### MATERIAL FOR THIS EXERCISE:
<<<<

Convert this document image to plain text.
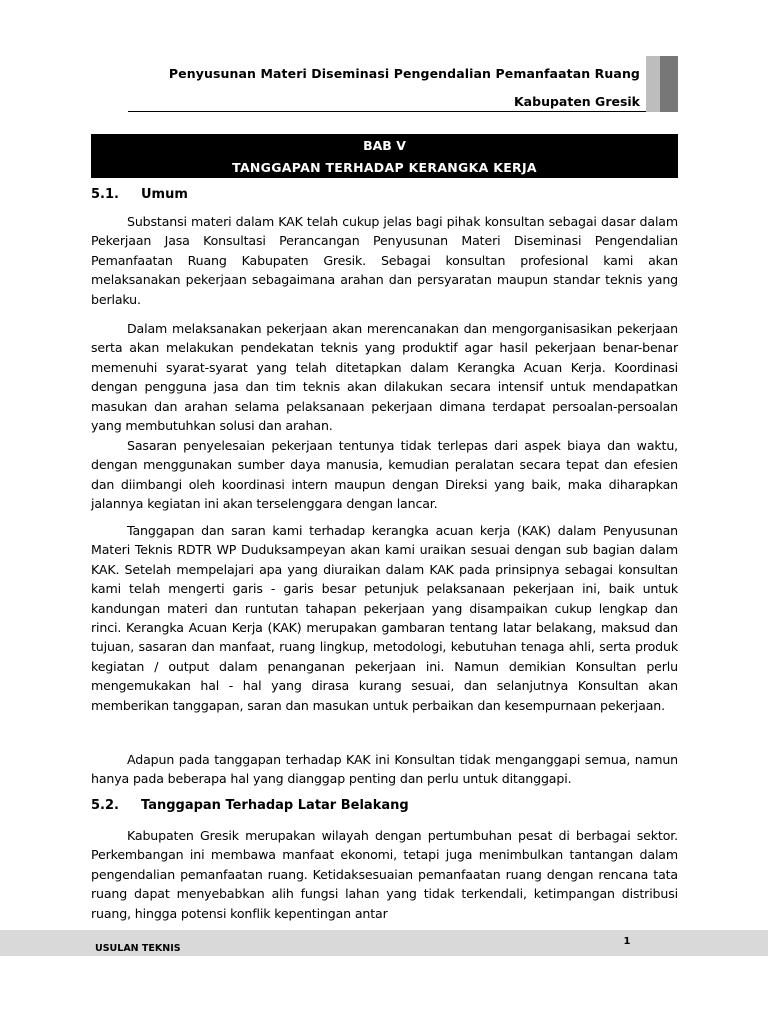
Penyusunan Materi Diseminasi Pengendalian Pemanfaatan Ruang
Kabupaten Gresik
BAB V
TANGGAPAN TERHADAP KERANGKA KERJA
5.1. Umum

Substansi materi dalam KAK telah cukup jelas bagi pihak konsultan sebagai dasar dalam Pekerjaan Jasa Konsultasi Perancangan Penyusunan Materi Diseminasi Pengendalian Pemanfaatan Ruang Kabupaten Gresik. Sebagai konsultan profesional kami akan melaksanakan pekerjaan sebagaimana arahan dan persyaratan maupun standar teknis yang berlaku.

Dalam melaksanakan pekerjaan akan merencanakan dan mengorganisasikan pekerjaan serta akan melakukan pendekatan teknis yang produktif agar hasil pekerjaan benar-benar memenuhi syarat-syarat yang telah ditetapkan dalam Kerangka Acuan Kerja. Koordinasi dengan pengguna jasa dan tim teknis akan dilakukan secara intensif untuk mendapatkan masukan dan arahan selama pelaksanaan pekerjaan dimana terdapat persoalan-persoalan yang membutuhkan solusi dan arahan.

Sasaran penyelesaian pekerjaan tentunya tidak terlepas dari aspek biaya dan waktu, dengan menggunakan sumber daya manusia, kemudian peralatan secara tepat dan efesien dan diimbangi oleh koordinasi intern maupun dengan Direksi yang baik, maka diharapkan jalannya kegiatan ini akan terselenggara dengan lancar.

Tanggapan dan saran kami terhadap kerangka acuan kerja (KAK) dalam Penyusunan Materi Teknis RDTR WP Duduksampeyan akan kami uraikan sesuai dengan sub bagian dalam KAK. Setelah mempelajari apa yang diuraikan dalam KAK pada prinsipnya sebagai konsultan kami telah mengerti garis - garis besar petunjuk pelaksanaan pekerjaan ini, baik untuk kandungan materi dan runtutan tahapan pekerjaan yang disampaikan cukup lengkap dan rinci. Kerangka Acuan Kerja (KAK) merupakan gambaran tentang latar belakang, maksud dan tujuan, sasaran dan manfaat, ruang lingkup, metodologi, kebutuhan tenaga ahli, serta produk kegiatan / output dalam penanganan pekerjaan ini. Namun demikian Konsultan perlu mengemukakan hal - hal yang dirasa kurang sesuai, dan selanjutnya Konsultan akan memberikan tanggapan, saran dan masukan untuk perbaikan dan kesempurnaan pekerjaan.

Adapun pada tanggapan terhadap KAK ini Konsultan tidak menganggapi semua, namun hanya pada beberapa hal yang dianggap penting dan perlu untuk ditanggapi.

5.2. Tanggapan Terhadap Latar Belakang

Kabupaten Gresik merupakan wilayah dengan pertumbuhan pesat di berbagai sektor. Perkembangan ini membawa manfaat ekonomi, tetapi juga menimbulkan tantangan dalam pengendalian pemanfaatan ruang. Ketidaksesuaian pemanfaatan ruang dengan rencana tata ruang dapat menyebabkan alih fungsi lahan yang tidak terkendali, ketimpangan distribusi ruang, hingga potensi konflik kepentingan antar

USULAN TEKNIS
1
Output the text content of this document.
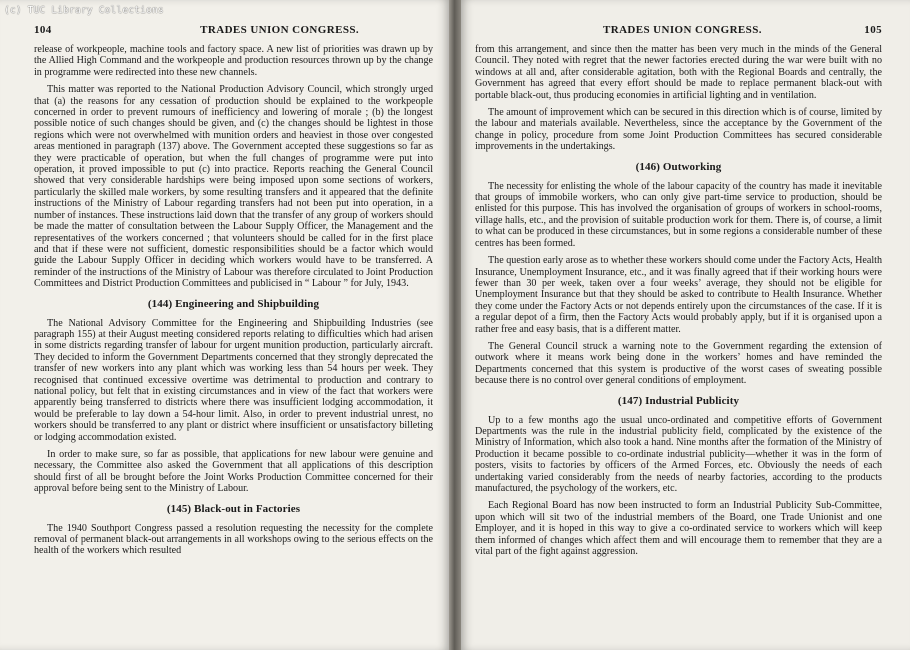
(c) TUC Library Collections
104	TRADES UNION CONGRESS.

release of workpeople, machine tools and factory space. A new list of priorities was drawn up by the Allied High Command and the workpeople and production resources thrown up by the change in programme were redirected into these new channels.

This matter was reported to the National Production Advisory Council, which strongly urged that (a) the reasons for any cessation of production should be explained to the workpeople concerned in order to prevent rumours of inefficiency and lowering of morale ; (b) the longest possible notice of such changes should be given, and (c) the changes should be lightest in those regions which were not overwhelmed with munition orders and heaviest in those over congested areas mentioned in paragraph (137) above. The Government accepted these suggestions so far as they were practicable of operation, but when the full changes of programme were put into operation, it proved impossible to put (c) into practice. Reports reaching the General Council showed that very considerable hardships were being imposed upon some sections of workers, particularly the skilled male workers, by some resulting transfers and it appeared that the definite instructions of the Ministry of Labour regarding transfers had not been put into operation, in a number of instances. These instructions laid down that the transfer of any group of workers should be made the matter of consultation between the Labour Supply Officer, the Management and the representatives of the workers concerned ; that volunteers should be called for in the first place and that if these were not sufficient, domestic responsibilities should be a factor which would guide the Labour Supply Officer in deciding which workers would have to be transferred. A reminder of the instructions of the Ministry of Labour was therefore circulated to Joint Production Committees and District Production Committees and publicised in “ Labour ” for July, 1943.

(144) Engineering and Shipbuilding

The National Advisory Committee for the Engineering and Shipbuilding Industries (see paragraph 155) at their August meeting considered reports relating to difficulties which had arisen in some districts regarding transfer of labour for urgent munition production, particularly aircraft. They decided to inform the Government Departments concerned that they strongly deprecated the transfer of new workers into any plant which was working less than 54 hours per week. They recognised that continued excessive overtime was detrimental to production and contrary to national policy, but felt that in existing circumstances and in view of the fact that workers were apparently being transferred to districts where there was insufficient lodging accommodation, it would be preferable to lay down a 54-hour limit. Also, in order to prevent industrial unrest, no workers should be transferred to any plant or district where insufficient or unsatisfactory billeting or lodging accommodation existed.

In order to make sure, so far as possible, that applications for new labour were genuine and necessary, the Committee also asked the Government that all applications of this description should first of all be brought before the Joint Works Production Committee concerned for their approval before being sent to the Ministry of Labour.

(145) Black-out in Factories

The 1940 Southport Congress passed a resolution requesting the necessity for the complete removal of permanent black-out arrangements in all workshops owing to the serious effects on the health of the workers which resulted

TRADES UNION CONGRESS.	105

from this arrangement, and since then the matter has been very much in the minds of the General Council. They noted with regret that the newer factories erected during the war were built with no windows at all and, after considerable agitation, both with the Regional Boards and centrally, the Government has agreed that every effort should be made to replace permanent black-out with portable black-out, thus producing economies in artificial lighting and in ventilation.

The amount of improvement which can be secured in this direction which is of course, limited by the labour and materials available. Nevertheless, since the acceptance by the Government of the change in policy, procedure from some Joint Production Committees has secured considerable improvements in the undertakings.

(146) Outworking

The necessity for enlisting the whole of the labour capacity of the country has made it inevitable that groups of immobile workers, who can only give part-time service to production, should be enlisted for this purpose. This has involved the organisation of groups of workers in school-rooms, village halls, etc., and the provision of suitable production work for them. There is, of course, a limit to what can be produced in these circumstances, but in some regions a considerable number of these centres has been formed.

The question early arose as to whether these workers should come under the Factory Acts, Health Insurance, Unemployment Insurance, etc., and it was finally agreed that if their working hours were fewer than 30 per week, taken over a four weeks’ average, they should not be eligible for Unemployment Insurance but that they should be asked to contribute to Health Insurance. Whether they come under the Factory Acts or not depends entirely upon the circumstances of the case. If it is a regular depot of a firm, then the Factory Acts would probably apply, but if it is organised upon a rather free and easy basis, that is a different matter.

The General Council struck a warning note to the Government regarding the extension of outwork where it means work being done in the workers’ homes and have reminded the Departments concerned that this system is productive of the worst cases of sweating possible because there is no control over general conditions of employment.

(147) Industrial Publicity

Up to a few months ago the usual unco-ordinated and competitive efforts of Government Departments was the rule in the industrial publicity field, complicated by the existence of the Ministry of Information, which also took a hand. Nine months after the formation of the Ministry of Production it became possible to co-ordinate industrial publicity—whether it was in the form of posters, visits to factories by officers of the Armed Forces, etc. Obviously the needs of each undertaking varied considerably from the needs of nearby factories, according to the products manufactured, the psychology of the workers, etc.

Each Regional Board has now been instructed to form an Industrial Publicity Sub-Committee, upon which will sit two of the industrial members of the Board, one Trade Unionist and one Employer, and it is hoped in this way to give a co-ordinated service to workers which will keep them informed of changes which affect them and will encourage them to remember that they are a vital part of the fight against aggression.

>>>>

### WHAT TO PRODUCE:
Look through the data and show every line containing "text".

### COMPLETE RESPONSE:
Convert this document image to plain text.
Output the text content of this document.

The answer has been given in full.